Given task:
Pictures do not belong in the copy; quote every entry below exactly.

** Start Dataset records **

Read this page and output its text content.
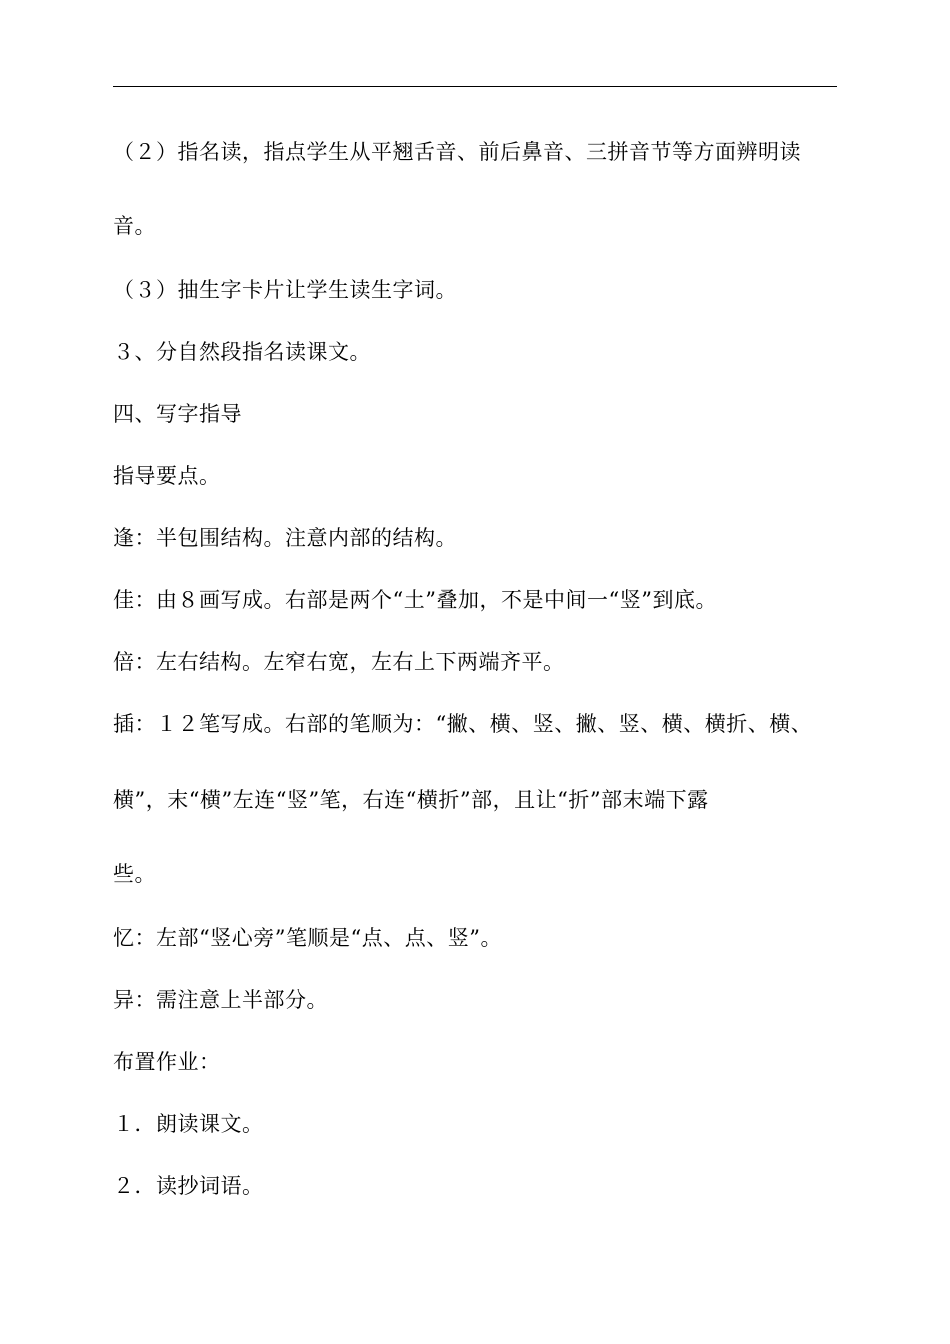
（２）指名读，指点学生从平翘舌音、前后鼻音、三拼音节等方面辨明读
音。
（３）抽生字卡片让学生读生字词。
３、分自然段指名读课文。
四、写字指导
指导要点。
逢：半包围结构。注意内部的结构。
佳：由８画写成。右部是两个“土”叠加，不是中间一“竖”到底。
倍：左右结构。左窄右宽，左右上下两端齐平。
插：１２笔写成。右部的笔顺为：“撇、横、竖、撇、竖、横、横折、横、
横”，末“横”左连“竖”笔，右连“横折”部，且让“折”部末端下露
些。
忆：左部“竖心旁”笔顺是“点、点、竖”。
异：需注意上半部分。
布置作业：
１．朗读课文。
２．读抄词语。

** End Dataset records **

Task solution:
Read this page and output its text content.
（２）指名读，指点学生从平翘舌音、前后鼻音、三拼音节等方面辨明读
音。
（３）抽生字卡片让学生读生字词。
３、分自然段指名读课文。
四、写字指导
指导要点。
逢：半包围结构。注意内部的结构。
佳：由８画写成。右部是两个“土”叠加，不是中间一“竖”到底。
倍：左右结构。左窄右宽，左右上下两端齐平。
插：１２笔写成。右部的笔顺为：“撇、横、竖、撇、竖、横、横折、横、
横”，末“横”左连“竖”笔，右连“横折”部，且让“折”部末端下露
些。
忆：左部“竖心旁”笔顺是“点、点、竖”。
异：需注意上半部分。
布置作业：
１．朗读课文。
２．读抄词语。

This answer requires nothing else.